# Entries shown start

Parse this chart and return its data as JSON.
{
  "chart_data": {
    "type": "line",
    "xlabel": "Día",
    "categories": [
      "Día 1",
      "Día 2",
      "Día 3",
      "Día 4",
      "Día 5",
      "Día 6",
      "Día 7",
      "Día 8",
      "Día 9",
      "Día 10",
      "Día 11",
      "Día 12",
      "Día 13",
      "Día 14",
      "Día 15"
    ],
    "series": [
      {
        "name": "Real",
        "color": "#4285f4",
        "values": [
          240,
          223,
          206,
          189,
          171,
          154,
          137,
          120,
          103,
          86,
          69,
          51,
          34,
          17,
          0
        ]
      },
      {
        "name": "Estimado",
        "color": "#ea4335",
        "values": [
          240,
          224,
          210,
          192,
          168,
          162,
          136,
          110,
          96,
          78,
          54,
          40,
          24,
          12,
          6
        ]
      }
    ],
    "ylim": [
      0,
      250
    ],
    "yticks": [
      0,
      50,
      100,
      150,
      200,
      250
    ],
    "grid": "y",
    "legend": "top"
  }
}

# Entries shown end

> **Your instructions**: Each entry is to be returned in full, character for character.

> **Written solution**:
Parse this chart and return its data as JSON.
{
  "chart_data": {
    "type": "line",
    "xlabel": "Día",
    "categories": [
      "Día 1",
      "Día 2",
      "Día 3",
      "Día 4",
      "Día 5",
      "Día 6",
      "Día 7",
      "Día 8",
      "Día 9",
      "Día 10",
      "Día 11",
      "Día 12",
      "Día 13",
      "Día 14",
      "Día 15"
    ],
    "series": [
      {
        "name": "Real",
        "color": "#4285f4",
        "values": [
          240,
          223,
          206,
          189,
          171,
          154,
          137,
          120,
          103,
          86,
          69,
          51,
          34,
          17,
          0
        ]
      },
      {
        "name": "Estimado",
        "color": "#ea4335",
        "values": [
          240,
          224,
          210,
          192,
          168,
          162,
          136,
          110,
          96,
          78,
          54,
          40,
          24,
          12,
          6
        ]
      }
    ],
    "ylim": [
      0,
      250
    ],
    "yticks": [
      0,
      50,
      100,
      150,
      200,
      250
    ],
    "grid": "y",
    "legend": "top"
  }
}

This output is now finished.